Extract every entry word for word. Skip the pictures.

> _SUPPLIED ENTRIES_:
* * * * * * * * *

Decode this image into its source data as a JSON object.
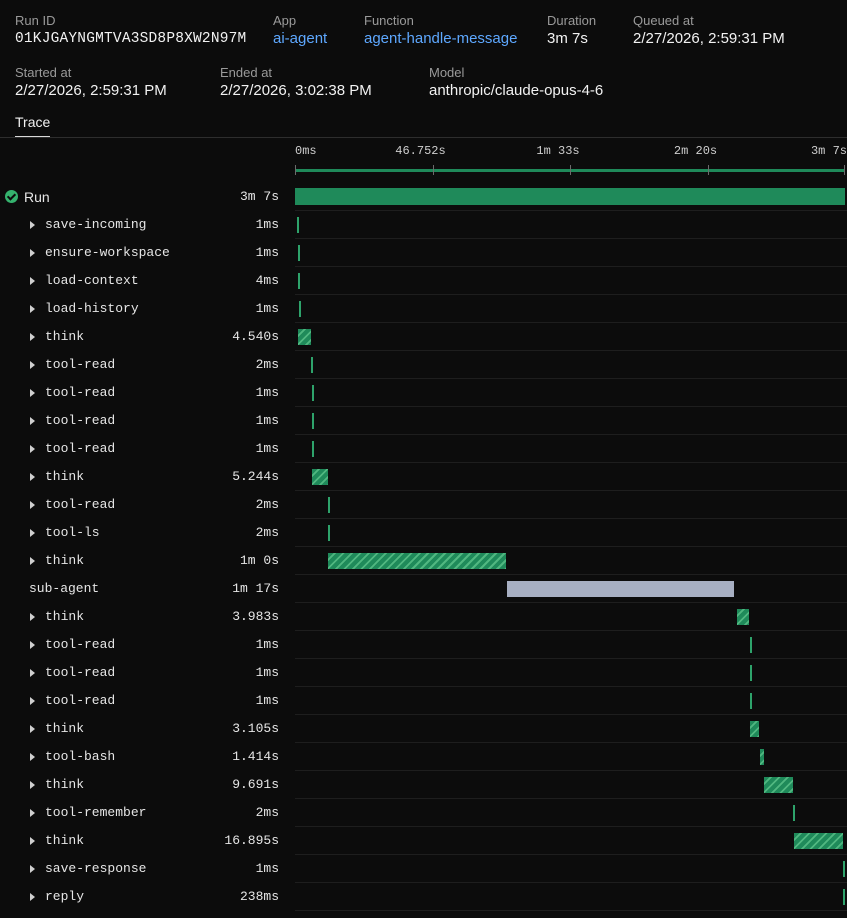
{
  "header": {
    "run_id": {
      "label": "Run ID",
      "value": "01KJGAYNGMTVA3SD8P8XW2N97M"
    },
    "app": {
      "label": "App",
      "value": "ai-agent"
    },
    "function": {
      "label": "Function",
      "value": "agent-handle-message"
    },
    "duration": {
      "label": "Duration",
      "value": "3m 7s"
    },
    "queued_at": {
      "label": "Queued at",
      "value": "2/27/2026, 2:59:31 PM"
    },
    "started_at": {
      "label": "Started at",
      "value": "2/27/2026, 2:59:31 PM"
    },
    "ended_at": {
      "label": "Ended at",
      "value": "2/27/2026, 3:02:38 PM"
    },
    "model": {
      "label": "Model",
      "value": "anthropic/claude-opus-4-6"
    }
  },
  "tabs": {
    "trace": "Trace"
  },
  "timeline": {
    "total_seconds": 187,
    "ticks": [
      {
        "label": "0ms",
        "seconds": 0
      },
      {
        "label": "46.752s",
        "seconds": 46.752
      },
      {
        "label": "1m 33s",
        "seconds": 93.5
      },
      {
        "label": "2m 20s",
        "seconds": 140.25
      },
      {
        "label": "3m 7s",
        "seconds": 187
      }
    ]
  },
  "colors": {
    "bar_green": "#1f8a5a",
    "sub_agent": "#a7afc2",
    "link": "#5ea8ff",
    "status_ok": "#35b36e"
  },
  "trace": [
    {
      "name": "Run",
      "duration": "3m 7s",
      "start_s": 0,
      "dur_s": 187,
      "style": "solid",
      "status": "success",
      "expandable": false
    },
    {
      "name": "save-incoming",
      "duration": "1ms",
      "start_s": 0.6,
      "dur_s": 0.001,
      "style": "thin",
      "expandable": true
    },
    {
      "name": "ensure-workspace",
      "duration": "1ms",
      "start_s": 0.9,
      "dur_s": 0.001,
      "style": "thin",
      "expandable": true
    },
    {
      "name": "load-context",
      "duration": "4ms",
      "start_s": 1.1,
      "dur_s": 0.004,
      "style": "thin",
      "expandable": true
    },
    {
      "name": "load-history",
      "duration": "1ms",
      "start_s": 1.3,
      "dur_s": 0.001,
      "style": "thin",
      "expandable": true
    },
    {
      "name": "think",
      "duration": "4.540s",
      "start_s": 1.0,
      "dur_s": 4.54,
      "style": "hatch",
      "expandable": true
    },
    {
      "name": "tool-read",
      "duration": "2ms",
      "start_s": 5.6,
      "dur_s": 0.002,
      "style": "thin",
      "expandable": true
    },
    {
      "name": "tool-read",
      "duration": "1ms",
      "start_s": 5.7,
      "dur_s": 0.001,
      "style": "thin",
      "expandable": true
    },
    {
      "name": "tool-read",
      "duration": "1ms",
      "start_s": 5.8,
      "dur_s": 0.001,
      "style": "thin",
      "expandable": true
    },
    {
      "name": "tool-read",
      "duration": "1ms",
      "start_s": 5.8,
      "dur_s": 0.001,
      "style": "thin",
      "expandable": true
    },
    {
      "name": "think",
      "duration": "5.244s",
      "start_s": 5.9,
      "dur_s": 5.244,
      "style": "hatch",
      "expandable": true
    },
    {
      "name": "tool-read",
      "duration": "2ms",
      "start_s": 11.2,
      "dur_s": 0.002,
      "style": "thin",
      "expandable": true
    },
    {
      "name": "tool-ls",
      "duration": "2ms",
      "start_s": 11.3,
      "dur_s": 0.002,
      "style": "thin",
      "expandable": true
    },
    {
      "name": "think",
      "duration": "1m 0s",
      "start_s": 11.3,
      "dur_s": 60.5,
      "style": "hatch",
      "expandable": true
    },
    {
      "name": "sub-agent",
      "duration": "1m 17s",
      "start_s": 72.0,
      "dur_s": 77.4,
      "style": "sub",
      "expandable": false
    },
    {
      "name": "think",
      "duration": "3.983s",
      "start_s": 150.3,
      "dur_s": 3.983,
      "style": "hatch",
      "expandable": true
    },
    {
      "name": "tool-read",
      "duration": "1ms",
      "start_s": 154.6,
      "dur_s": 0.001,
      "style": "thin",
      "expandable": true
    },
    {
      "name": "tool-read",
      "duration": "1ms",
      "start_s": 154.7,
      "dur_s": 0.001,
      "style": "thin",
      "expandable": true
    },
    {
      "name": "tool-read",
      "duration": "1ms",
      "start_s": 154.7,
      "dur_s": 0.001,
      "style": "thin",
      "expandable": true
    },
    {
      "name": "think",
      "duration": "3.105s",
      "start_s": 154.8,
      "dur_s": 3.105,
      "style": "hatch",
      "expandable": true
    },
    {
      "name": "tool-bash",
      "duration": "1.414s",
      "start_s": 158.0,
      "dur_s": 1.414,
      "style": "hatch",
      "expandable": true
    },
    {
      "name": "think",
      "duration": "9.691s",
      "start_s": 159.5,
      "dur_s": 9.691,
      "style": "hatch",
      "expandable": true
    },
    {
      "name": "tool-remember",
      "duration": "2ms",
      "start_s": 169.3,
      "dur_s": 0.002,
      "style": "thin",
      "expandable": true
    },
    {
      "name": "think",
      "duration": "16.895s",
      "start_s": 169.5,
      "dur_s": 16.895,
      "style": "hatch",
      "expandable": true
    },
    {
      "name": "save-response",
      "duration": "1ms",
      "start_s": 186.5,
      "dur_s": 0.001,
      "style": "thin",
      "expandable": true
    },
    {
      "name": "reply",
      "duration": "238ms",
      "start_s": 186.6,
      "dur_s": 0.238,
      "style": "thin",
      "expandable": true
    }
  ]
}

* * * * * * * * *

> _SOLUTION_:
Decode this image into its source data as a JSON object.
{
  "header": {
    "run_id": {
      "label": "Run ID",
      "value": "01KJGAYNGMTVA3SD8P8XW2N97M"
    },
    "app": {
      "label": "App",
      "value": "ai-agent"
    },
    "function": {
      "label": "Function",
      "value": "agent-handle-message"
    },
    "duration": {
      "label": "Duration",
      "value": "3m 7s"
    },
    "queued_at": {
      "label": "Queued at",
      "value": "2/27/2026, 2:59:31 PM"
    },
    "started_at": {
      "label": "Started at",
      "value": "2/27/2026, 2:59:31 PM"
    },
    "ended_at": {
      "label": "Ended at",
      "value": "2/27/2026, 3:02:38 PM"
    },
    "model": {
      "label": "Model",
      "value": "anthropic/claude-opus-4-6"
    }
  },
  "tabs": {
    "trace": "Trace"
  },
  "timeline": {
    "total_seconds": 187,
    "ticks": [
      {
        "label": "0ms",
        "seconds": 0
      },
      {
        "label": "46.752s",
        "seconds": 46.752
      },
      {
        "label": "1m 33s",
        "seconds": 93.5
      },
      {
        "label": "2m 20s",
        "seconds": 140.25
      },
      {
        "label": "3m 7s",
        "seconds": 187
      }
    ]
  },
  "colors": {
    "bar_green": "#1f8a5a",
    "sub_agent": "#a7afc2",
    "link": "#5ea8ff",
    "status_ok": "#35b36e"
  },
  "trace": [
    {
      "name": "Run",
      "duration": "3m 7s",
      "start_s": 0,
      "dur_s": 187,
      "style": "solid",
      "status": "success",
      "expandable": false
    },
    {
      "name": "save-incoming",
      "duration": "1ms",
      "start_s": 0.6,
      "dur_s": 0.001,
      "style": "thin",
      "expandable": true
    },
    {
      "name": "ensure-workspace",
      "duration": "1ms",
      "start_s": 0.9,
      "dur_s": 0.001,
      "style": "thin",
      "expandable": true
    },
    {
      "name": "load-context",
      "duration": "4ms",
      "start_s": 1.1,
      "dur_s": 0.004,
      "style": "thin",
      "expandable": true
    },
    {
      "name": "load-history",
      "duration": "1ms",
      "start_s": 1.3,
      "dur_s": 0.001,
      "style": "thin",
      "expandable": true
    },
    {
      "name": "think",
      "duration": "4.540s",
      "start_s": 1.0,
      "dur_s": 4.54,
      "style": "hatch",
      "expandable": true
    },
    {
      "name": "tool-read",
      "duration": "2ms",
      "start_s": 5.6,
      "dur_s": 0.002,
      "style": "thin",
      "expandable": true
    },
    {
      "name": "tool-read",
      "duration": "1ms",
      "start_s": 5.7,
      "dur_s": 0.001,
      "style": "thin",
      "expandable": true
    },
    {
      "name": "tool-read",
      "duration": "1ms",
      "start_s": 5.8,
      "dur_s": 0.001,
      "style": "thin",
      "expandable": true
    },
    {
      "name": "tool-read",
      "duration": "1ms",
      "start_s": 5.8,
      "dur_s": 0.001,
      "style": "thin",
      "expandable": true
    },
    {
      "name": "think",
      "duration": "5.244s",
      "start_s": 5.9,
      "dur_s": 5.244,
      "style": "hatch",
      "expandable": true
    },
    {
      "name": "tool-read",
      "duration": "2ms",
      "start_s": 11.2,
      "dur_s": 0.002,
      "style": "thin",
      "expandable": true
    },
    {
      "name": "tool-ls",
      "duration": "2ms",
      "start_s": 11.3,
      "dur_s": 0.002,
      "style": "thin",
      "expandable": true
    },
    {
      "name": "think",
      "duration": "1m 0s",
      "start_s": 11.3,
      "dur_s": 60.5,
      "style": "hatch",
      "expandable": true
    },
    {
      "name": "sub-agent",
      "duration": "1m 17s",
      "start_s": 72.0,
      "dur_s": 77.4,
      "style": "sub",
      "expandable": false
    },
    {
      "name": "think",
      "duration": "3.983s",
      "start_s": 150.3,
      "dur_s": 3.983,
      "style": "hatch",
      "expandable": true
    },
    {
      "name": "tool-read",
      "duration": "1ms",
      "start_s": 154.6,
      "dur_s": 0.001,
      "style": "thin",
      "expandable": true
    },
    {
      "name": "tool-read",
      "duration": "1ms",
      "start_s": 154.7,
      "dur_s": 0.001,
      "style": "thin",
      "expandable": true
    },
    {
      "name": "tool-read",
      "duration": "1ms",
      "start_s": 154.7,
      "dur_s": 0.001,
      "style": "thin",
      "expandable": true
    },
    {
      "name": "think",
      "duration": "3.105s",
      "start_s": 154.8,
      "dur_s": 3.105,
      "style": "hatch",
      "expandable": true
    },
    {
      "name": "tool-bash",
      "duration": "1.414s",
      "start_s": 158.0,
      "dur_s": 1.414,
      "style": "hatch",
      "expandable": true
    },
    {
      "name": "think",
      "duration": "9.691s",
      "start_s": 159.5,
      "dur_s": 9.691,
      "style": "hatch",
      "expandable": true
    },
    {
      "name": "tool-remember",
      "duration": "2ms",
      "start_s": 169.3,
      "dur_s": 0.002,
      "style": "thin",
      "expandable": true
    },
    {
      "name": "think",
      "duration": "16.895s",
      "start_s": 169.5,
      "dur_s": 16.895,
      "style": "hatch",
      "expandable": true
    },
    {
      "name": "save-response",
      "duration": "1ms",
      "start_s": 186.5,
      "dur_s": 0.001,
      "style": "thin",
      "expandable": true
    },
    {
      "name": "reply",
      "duration": "238ms",
      "start_s": 186.6,
      "dur_s": 0.238,
      "style": "thin",
      "expandable": true
    }
  ]
}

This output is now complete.